▼

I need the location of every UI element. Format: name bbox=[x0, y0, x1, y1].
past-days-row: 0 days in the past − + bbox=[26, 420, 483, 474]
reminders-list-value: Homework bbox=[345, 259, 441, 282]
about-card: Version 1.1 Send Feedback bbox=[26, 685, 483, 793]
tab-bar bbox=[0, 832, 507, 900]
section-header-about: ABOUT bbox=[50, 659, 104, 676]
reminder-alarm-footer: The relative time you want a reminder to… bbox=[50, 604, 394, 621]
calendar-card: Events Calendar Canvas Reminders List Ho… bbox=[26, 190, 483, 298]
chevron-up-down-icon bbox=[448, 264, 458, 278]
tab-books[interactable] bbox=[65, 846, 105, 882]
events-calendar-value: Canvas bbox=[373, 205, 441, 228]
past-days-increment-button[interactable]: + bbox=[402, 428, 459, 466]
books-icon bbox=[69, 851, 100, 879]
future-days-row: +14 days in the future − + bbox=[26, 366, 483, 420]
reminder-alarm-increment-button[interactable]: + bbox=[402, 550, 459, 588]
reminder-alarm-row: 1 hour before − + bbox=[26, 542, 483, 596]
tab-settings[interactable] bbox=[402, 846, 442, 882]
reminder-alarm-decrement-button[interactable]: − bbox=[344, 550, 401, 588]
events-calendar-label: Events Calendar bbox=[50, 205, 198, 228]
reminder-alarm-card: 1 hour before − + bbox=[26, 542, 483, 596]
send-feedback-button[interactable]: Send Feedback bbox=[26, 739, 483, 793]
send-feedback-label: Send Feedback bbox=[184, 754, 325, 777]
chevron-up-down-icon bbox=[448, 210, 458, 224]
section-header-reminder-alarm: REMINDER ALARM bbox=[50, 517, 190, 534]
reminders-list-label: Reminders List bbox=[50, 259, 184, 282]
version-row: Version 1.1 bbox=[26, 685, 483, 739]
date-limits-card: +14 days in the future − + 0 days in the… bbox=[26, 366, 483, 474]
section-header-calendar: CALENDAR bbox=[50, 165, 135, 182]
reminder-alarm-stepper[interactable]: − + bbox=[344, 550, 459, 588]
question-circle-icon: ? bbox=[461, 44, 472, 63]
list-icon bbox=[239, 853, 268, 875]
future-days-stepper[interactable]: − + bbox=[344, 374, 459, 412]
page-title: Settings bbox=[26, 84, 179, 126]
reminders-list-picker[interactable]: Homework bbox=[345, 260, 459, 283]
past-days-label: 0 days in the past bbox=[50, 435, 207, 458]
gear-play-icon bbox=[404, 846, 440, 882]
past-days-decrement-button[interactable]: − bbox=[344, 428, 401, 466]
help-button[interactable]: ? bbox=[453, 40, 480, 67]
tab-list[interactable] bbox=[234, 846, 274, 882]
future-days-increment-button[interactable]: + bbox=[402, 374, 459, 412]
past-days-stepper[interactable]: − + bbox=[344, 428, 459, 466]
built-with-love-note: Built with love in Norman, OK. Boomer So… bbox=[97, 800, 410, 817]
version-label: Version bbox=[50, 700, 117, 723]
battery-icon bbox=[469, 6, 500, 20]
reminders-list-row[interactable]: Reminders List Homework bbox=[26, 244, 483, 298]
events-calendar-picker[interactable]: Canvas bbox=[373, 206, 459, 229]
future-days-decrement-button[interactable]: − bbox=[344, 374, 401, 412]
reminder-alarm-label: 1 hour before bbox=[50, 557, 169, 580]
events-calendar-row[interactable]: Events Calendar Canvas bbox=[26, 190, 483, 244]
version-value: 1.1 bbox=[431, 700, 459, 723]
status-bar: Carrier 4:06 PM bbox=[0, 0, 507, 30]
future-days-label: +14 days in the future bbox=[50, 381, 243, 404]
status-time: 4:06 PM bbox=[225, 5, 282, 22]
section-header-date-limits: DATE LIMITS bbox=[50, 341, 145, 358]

▲

• _INSTRUCTIONS FOR THE TASK_:
Present every line of the listing above as a numbered list, skipping any blank lines.

• _RESPONSE TO THIS EXERCISE_:
1. I need the location of every UI element. Format: name bbox=[x0, y0, x1, y1].
2. past-days-row: 0 days in the past − + bbox=[26, 420, 483, 474]
3. reminders-list-value: Homework bbox=[345, 259, 441, 282]
4. about-card: Version 1.1 Send Feedback bbox=[26, 685, 483, 793]
5. tab-bar bbox=[0, 832, 507, 900]
6. section-header-about: ABOUT bbox=[50, 659, 104, 676]
7. reminder-alarm-footer: The relative time you want a reminder to… bbox=[50, 604, 394, 621]
8. calendar-card: Events Calendar Canvas Reminders List Ho… bbox=[26, 190, 483, 298]
9. chevron-up-down-icon bbox=[448, 264, 458, 278]
10. tab-books[interactable] bbox=[65, 846, 105, 882]
11. events-calendar-value: Canvas bbox=[373, 205, 441, 228]
12. past-days-increment-button[interactable]: + bbox=[402, 428, 459, 466]
13. books-icon bbox=[69, 851, 100, 879]
14. future-days-row: +14 days in the future − + bbox=[26, 366, 483, 420]
15. reminder-alarm-increment-button[interactable]: + bbox=[402, 550, 459, 588]
16. reminder-alarm-row: 1 hour before − + bbox=[26, 542, 483, 596]
17. tab-settings[interactable] bbox=[402, 846, 442, 882]
18. reminder-alarm-decrement-button[interactable]: − bbox=[344, 550, 401, 588]
19. events-calendar-label: Events Calendar bbox=[50, 205, 198, 228]
20. reminder-alarm-card: 1 hour before − + bbox=[26, 542, 483, 596]
21. send-feedback-button[interactable]: Send Feedback bbox=[26, 739, 483, 793]
22. send-feedback-label: Send Feedback bbox=[184, 754, 325, 777]
23. chevron-up-down-icon bbox=[448, 210, 458, 224]
24. section-header-reminder-alarm: REMINDER ALARM bbox=[50, 517, 190, 534]
25. reminders-list-label: Reminders List bbox=[50, 259, 184, 282]
26. version-row: Version 1.1 bbox=[26, 685, 483, 739]
27. date-limits-card: +14 days in the future − + 0 days in the… bbox=[26, 366, 483, 474]
28. section-header-calendar: CALENDAR bbox=[50, 165, 135, 182]
29. reminder-alarm-stepper[interactable]: − + bbox=[344, 550, 459, 588]
30. question-circle-icon: ? bbox=[461, 44, 472, 63]
31. list-icon bbox=[239, 853, 268, 875]
32. future-days-stepper[interactable]: − + bbox=[344, 374, 459, 412]
33. page-title: Settings bbox=[26, 84, 179, 126]
34. reminders-list-picker[interactable]: Homework bbox=[345, 260, 459, 283]
35. past-days-label: 0 days in the past bbox=[50, 435, 207, 458]
36. gear-play-icon bbox=[404, 846, 440, 882]
37. past-days-decrement-button[interactable]: − bbox=[344, 428, 401, 466]
38. help-button[interactable]: ? bbox=[453, 40, 480, 67]
39. tab-list[interactable] bbox=[234, 846, 274, 882]
40. future-days-increment-button[interactable]: + bbox=[402, 374, 459, 412]
41. past-days-stepper[interactable]: − + bbox=[344, 428, 459, 466]
42. built-with-love-note: Built with love in Norman, OK. Boomer So… bbox=[97, 800, 410, 817]
43. version-label: Version bbox=[50, 700, 117, 723]
44. battery-icon bbox=[469, 6, 500, 20]
45. reminders-list-row[interactable]: Reminders List Homework bbox=[26, 244, 483, 298]
46. events-calendar-picker[interactable]: Canvas bbox=[373, 206, 459, 229]
47. future-days-decrement-button[interactable]: − bbox=[344, 374, 401, 412]
48. reminder-alarm-label: 1 hour before bbox=[50, 557, 169, 580]
49. events-calendar-row[interactable]: Events Calendar Canvas bbox=[26, 190, 483, 244]
50. version-value: 1.1 bbox=[431, 700, 459, 723]
51. status-bar: Carrier 4:06 PM bbox=[0, 0, 507, 30]
52. future-days-label: +14 days in the future bbox=[50, 381, 243, 404]
53. status-time: 4:06 PM bbox=[225, 5, 282, 22]
54. section-header-date-limits: DATE LIMITS bbox=[50, 341, 145, 358]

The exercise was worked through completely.